[Collected data]
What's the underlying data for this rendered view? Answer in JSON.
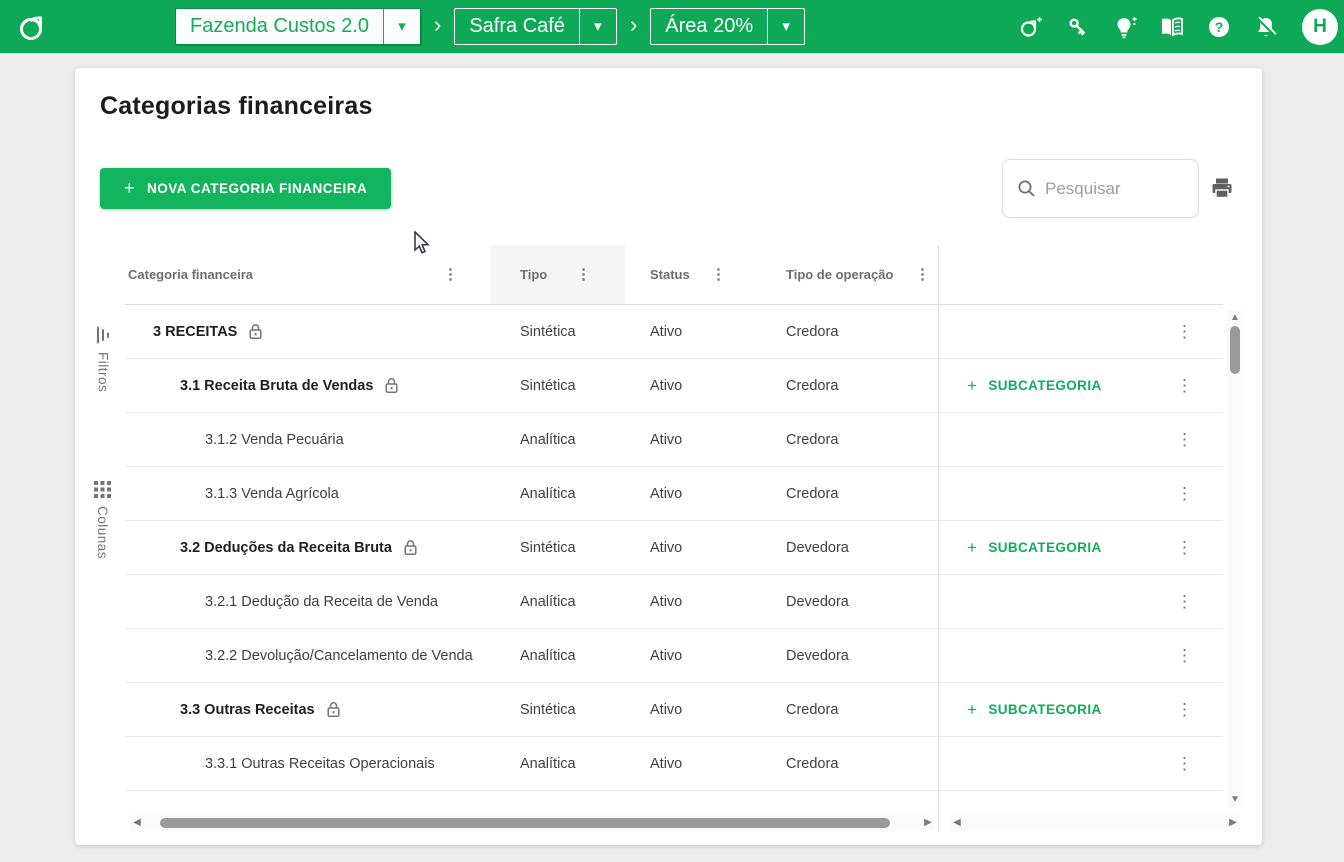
{
  "colors": {
    "header_green": "#0ea957",
    "button_green": "#12b55d",
    "link_green": "#0fad5c",
    "text_dark": "#1c1c1c",
    "text_gray": "#757575"
  },
  "icons": {
    "caret_down": "▾",
    "chevron_right": "›",
    "kebab": "⋮",
    "plus": "+",
    "question_mark": "?",
    "arrow_up": "▲",
    "arrow_down": "▼",
    "arrow_left": "◀",
    "arrow_right": "▶"
  },
  "header": {
    "breadcrumb": [
      {
        "label": "Fazenda Custos 2.0"
      },
      {
        "label": "Safra Café"
      },
      {
        "label": "Área 20%"
      }
    ],
    "avatar_initial": "H"
  },
  "page": {
    "title": "Categorias financeiras",
    "new_category_label": "NOVA CATEGORIA FINANCEIRA",
    "search_placeholder": "Pesquisar"
  },
  "rail": {
    "filters_label": "Filtros",
    "columns_label": "Colunas"
  },
  "table": {
    "columns": [
      {
        "label": "Categoria financeira"
      },
      {
        "label": "Tipo"
      },
      {
        "label": "Status"
      },
      {
        "label": "Tipo de operação"
      }
    ],
    "subcategory_label": "SUBCATEGORIA",
    "rows": [
      {
        "name": "3 RECEITAS",
        "level": 1,
        "locked": true,
        "tipo": "Sintética",
        "status": "Ativo",
        "operacao": "Credora",
        "subcategory_button": false
      },
      {
        "name": "3.1 Receita Bruta de Vendas",
        "level": 2,
        "locked": true,
        "tipo": "Sintética",
        "status": "Ativo",
        "operacao": "Credora",
        "subcategory_button": true
      },
      {
        "name": "3.1.2 Venda Pecuária",
        "level": 3,
        "locked": false,
        "tipo": "Analítica",
        "status": "Ativo",
        "operacao": "Credora",
        "subcategory_button": false
      },
      {
        "name": "3.1.3 Venda Agrícola",
        "level": 3,
        "locked": false,
        "tipo": "Analítica",
        "status": "Ativo",
        "operacao": "Credora",
        "subcategory_button": false
      },
      {
        "name": "3.2 Deduções da Receita Bruta",
        "level": 2,
        "locked": true,
        "tipo": "Sintética",
        "status": "Ativo",
        "operacao": "Devedora",
        "subcategory_button": true
      },
      {
        "name": "3.2.1 Dedução da Receita de Venda",
        "level": 3,
        "locked": false,
        "tipo": "Analítica",
        "status": "Ativo",
        "operacao": "Devedora",
        "subcategory_button": false
      },
      {
        "name": "3.2.2 Devolução/Cancelamento de Venda",
        "level": 3,
        "locked": false,
        "tipo": "Analítica",
        "status": "Ativo",
        "operacao": "Devedora",
        "subcategory_button": false
      },
      {
        "name": "3.3 Outras Receitas",
        "level": 2,
        "locked": true,
        "tipo": "Sintética",
        "status": "Ativo",
        "operacao": "Credora",
        "subcategory_button": true
      },
      {
        "name": "3.3.1 Outras Receitas Operacionais",
        "level": 3,
        "locked": false,
        "tipo": "Analítica",
        "status": "Ativo",
        "operacao": "Credora",
        "subcategory_button": false
      }
    ]
  }
}
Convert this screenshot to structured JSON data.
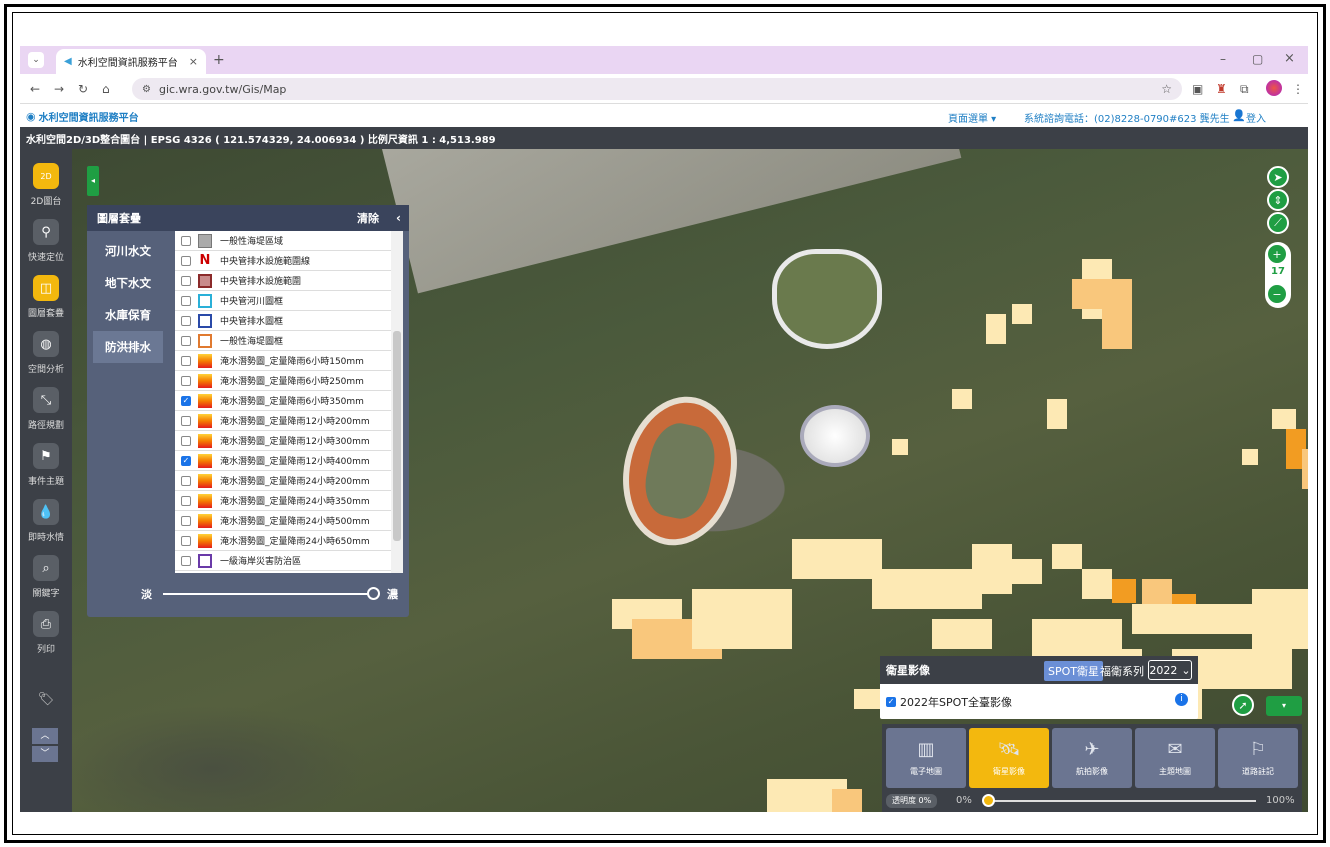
{
  "browser": {
    "tab_title": "水利空間資訊服務平台",
    "url": "gic.wra.gov.tw/Gis/Map"
  },
  "site": {
    "name": "水利空間資訊服務平台",
    "page_menu": "頁面選單 ▾",
    "hotline": "系統諮詢電話：(02)8228-0790#623 龔先生",
    "login": "登入"
  },
  "infobar": {
    "text": "水利空間2D/3D整合圖台 | EPSG 4326 ( 121.574329, 24.006934 ) 比例尺資訊 1 : 4,513.989"
  },
  "sidebar": {
    "items": [
      {
        "label": "2D圖台",
        "icon": "2d-icon"
      },
      {
        "label": "快速定位",
        "icon": "location-pin-icon"
      },
      {
        "label": "圖層套疊",
        "icon": "layers-icon"
      },
      {
        "label": "空間分析",
        "icon": "globe-icon"
      },
      {
        "label": "路徑規劃",
        "icon": "route-icon"
      },
      {
        "label": "事件主題",
        "icon": "flag-icon"
      },
      {
        "label": "即時水情",
        "icon": "water-drop-icon"
      },
      {
        "label": "關鍵字",
        "icon": "search-icon"
      },
      {
        "label": "列印",
        "icon": "printer-icon"
      }
    ]
  },
  "layer_panel": {
    "title": "圖層套疊",
    "clear": "清除",
    "tabs": [
      "河川水文",
      "地下水文",
      "水庫保育",
      "防洪排水"
    ],
    "layers": [
      {
        "label": "一般性海堤區域",
        "checked": false,
        "sym": "gray-box"
      },
      {
        "label": "中央管排水設施範圍線",
        "checked": false,
        "sym": "red-line"
      },
      {
        "label": "中央管排水設施範圍",
        "checked": false,
        "sym": "red-box"
      },
      {
        "label": "中央管河川圖框",
        "checked": false,
        "sym": "cyan-box"
      },
      {
        "label": "中央管排水圖框",
        "checked": false,
        "sym": "blue-box"
      },
      {
        "label": "一般性海堤圖框",
        "checked": false,
        "sym": "orange-box"
      },
      {
        "label": "淹水潛勢圖_定量降雨6小時150mm",
        "checked": false,
        "sym": "gradient"
      },
      {
        "label": "淹水潛勢圖_定量降雨6小時250mm",
        "checked": false,
        "sym": "gradient"
      },
      {
        "label": "淹水潛勢圖_定量降雨6小時350mm",
        "checked": true,
        "sym": "gradient"
      },
      {
        "label": "淹水潛勢圖_定量降雨12小時200mm",
        "checked": false,
        "sym": "gradient"
      },
      {
        "label": "淹水潛勢圖_定量降雨12小時300mm",
        "checked": false,
        "sym": "gradient"
      },
      {
        "label": "淹水潛勢圖_定量降雨12小時400mm",
        "checked": true,
        "sym": "gradient"
      },
      {
        "label": "淹水潛勢圖_定量降雨24小時200mm",
        "checked": false,
        "sym": "gradient"
      },
      {
        "label": "淹水潛勢圖_定量降雨24小時350mm",
        "checked": false,
        "sym": "gradient"
      },
      {
        "label": "淹水潛勢圖_定量降雨24小時500mm",
        "checked": false,
        "sym": "gradient"
      },
      {
        "label": "淹水潛勢圖_定量降雨24小時650mm",
        "checked": false,
        "sym": "gradient"
      },
      {
        "label": "一級海岸災害防治區",
        "checked": false,
        "sym": "purple-box"
      }
    ],
    "opacity_light": "淡",
    "opacity_dark": "濃"
  },
  "zoom": {
    "level": "17"
  },
  "imagery": {
    "title": "衛星影像",
    "spot": "SPOT衛星",
    "series": "福衛系列",
    "year": "2022",
    "layer": "2022年SPOT全臺影像"
  },
  "basemaps": [
    {
      "label": "電子地圖",
      "icon": "map-icon"
    },
    {
      "label": "衛星影像",
      "icon": "satellite-icon"
    },
    {
      "label": "航拍影像",
      "icon": "airplane-icon"
    },
    {
      "label": "主題地圖",
      "icon": "paper-plane-icon"
    },
    {
      "label": "道路註記",
      "icon": "road-pin-icon"
    }
  ],
  "transparency": {
    "label": "透明度 0%",
    "min": "0%",
    "max": "100%",
    "value": 0
  }
}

WHAT THE TASK ASKS:
All the material shown above is to be copied exactly, with no pictures carried over.

TASK OUTPUT:
What's the underlying data for this rendered view? Answer in JSON.
{
  "colors": {
    "header_green": "#0ea957",
    "button_green": "#12b55d",
    "link_green": "#0fad5c",
    "text_dark": "#1c1c1c",
    "text_gray": "#757575"
  },
  "icons": {
    "caret_down": "▾",
    "chevron_right": "›",
    "kebab": "⋮",
    "plus": "+",
    "question_mark": "?",
    "arrow_up": "▲",
    "arrow_down": "▼",
    "arrow_left": "◀",
    "arrow_right": "▶"
  },
  "header": {
    "breadcrumb": [
      {
        "label": "Fazenda Custos 2.0"
      },
      {
        "label": "Safra Café"
      },
      {
        "label": "Área 20%"
      }
    ],
    "avatar_initial": "H"
  },
  "page": {
    "title": "Categorias financeiras",
    "new_category_label": "NOVA CATEGORIA FINANCEIRA",
    "search_placeholder": "Pesquisar"
  },
  "rail": {
    "filters_label": "Filtros",
    "columns_label": "Colunas"
  },
  "table": {
    "columns": [
      {
        "label": "Categoria financeira"
      },
      {
        "label": "Tipo"
      },
      {
        "label": "Status"
      },
      {
        "label": "Tipo de operação"
      }
    ],
    "subcategory_label": "SUBCATEGORIA",
    "rows": [
      {
        "name": "3 RECEITAS",
        "level": 1,
        "locked": true,
        "tipo": "Sintética",
        "status": "Ativo",
        "operacao": "Credora",
        "subcategory_button": false
      },
      {
        "name": "3.1 Receita Bruta de Vendas",
        "level": 2,
        "locked": true,
        "tipo": "Sintética",
        "status": "Ativo",
        "operacao": "Credora",
        "subcategory_button": true
      },
      {
        "name": "3.1.2 Venda Pecuária",
        "level": 3,
        "locked": false,
        "tipo": "Analítica",
        "status": "Ativo",
        "operacao": "Credora",
        "subcategory_button": false
      },
      {
        "name": "3.1.3 Venda Agrícola",
        "level": 3,
        "locked": false,
        "tipo": "Analítica",
        "status": "Ativo",
        "operacao": "Credora",
        "subcategory_button": false
      },
      {
        "name": "3.2 Deduções da Receita Bruta",
        "level": 2,
        "locked": true,
        "tipo": "Sintética",
        "status": "Ativo",
        "operacao": "Devedora",
        "subcategory_button": true
      },
      {
        "name": "3.2.1 Dedução da Receita de Venda",
        "level": 3,
        "locked": false,
        "tipo": "Analítica",
        "status": "Ativo",
        "operacao": "Devedora",
        "subcategory_button": false
      },
      {
        "name": "3.2.2 Devolução/Cancelamento de Venda",
        "level": 3,
        "locked": false,
        "tipo": "Analítica",
        "status": "Ativo",
        "operacao": "Devedora",
        "subcategory_button": false
      },
      {
        "name": "3.3 Outras Receitas",
        "level": 2,
        "locked": true,
        "tipo": "Sintética",
        "status": "Ativo",
        "operacao": "Credora",
        "subcategory_button": true
      },
      {
        "name": "3.3.1 Outras Receitas Operacionais",
        "level": 3,
        "locked": false,
        "tipo": "Analítica",
        "status": "Ativo",
        "operacao": "Credora",
        "subcategory_button": false
      }
    ]
  }
}
Convert this screenshot to structured JSON data.
{
  "browser": {
    "tab_title": "水利空間資訊服務平台",
    "url": "gic.wra.gov.tw/Gis/Map"
  },
  "site": {
    "name": "水利空間資訊服務平台",
    "page_menu": "頁面選單 ▾",
    "hotline": "系統諮詢電話：(02)8228-0790#623 龔先生",
    "login": "登入"
  },
  "infobar": {
    "text": "水利空間2D/3D整合圖台 | EPSG 4326 ( 121.574329, 24.006934 ) 比例尺資訊 1 : 4,513.989"
  },
  "sidebar": {
    "items": [
      {
        "label": "2D圖台",
        "icon": "2d-icon"
      },
      {
        "label": "快速定位",
        "icon": "location-pin-icon"
      },
      {
        "label": "圖層套疊",
        "icon": "layers-icon"
      },
      {
        "label": "空間分析",
        "icon": "globe-icon"
      },
      {
        "label": "路徑規劃",
        "icon": "route-icon"
      },
      {
        "label": "事件主題",
        "icon": "flag-icon"
      },
      {
        "label": "即時水情",
        "icon": "water-drop-icon"
      },
      {
        "label": "關鍵字",
        "icon": "search-icon"
      },
      {
        "label": "列印",
        "icon": "printer-icon"
      }
    ]
  },
  "layer_panel": {
    "title": "圖層套疊",
    "clear": "清除",
    "tabs": [
      "河川水文",
      "地下水文",
      "水庫保育",
      "防洪排水"
    ],
    "layers": [
      {
        "label": "一般性海堤區域",
        "checked": false,
        "sym": "gray-box"
      },
      {
        "label": "中央管排水設施範圍線",
        "checked": false,
        "sym": "red-line"
      },
      {
        "label": "中央管排水設施範圍",
        "checked": false,
        "sym": "red-box"
      },
      {
        "label": "中央管河川圖框",
        "checked": false,
        "sym": "cyan-box"
      },
      {
        "label": "中央管排水圖框",
        "checked": false,
        "sym": "blue-box"
      },
      {
        "label": "一般性海堤圖框",
        "checked": false,
        "sym": "orange-box"
      },
      {
        "label": "淹水潛勢圖_定量降雨6小時150mm",
        "checked": false,
        "sym": "gradient"
      },
      {
        "label": "淹水潛勢圖_定量降雨6小時250mm",
        "checked": false,
        "sym": "gradient"
      },
      {
        "label": "淹水潛勢圖_定量降雨6小時350mm",
        "checked": true,
        "sym": "gradient"
      },
      {
        "label": "淹水潛勢圖_定量降雨12小時200mm",
        "checked": false,
        "sym": "gradient"
      },
      {
        "label": "淹水潛勢圖_定量降雨12小時300mm",
        "checked": false,
        "sym": "gradient"
      },
      {
        "label": "淹水潛勢圖_定量降雨12小時400mm",
        "checked": true,
        "sym": "gradient"
      },
      {
        "label": "淹水潛勢圖_定量降雨24小時200mm",
        "checked": false,
        "sym": "gradient"
      },
      {
        "label": "淹水潛勢圖_定量降雨24小時350mm",
        "checked": false,
        "sym": "gradient"
      },
      {
        "label": "淹水潛勢圖_定量降雨24小時500mm",
        "checked": false,
        "sym": "gradient"
      },
      {
        "label": "淹水潛勢圖_定量降雨24小時650mm",
        "checked": false,
        "sym": "gradient"
      },
      {
        "label": "一級海岸災害防治區",
        "checked": false,
        "sym": "purple-box"
      }
    ],
    "opacity_light": "淡",
    "opacity_dark": "濃"
  },
  "zoom": {
    "level": "17"
  },
  "imagery": {
    "title": "衛星影像",
    "spot": "SPOT衛星",
    "series": "福衛系列",
    "year": "2022",
    "layer": "2022年SPOT全臺影像"
  },
  "basemaps": [
    {
      "label": "電子地圖",
      "icon": "map-icon"
    },
    {
      "label": "衛星影像",
      "icon": "satellite-icon"
    },
    {
      "label": "航拍影像",
      "icon": "airplane-icon"
    },
    {
      "label": "主題地圖",
      "icon": "paper-plane-icon"
    },
    {
      "label": "道路註記",
      "icon": "road-pin-icon"
    }
  ],
  "transparency": {
    "label": "透明度 0%",
    "min": "0%",
    "max": "100%",
    "value": 0
  }
}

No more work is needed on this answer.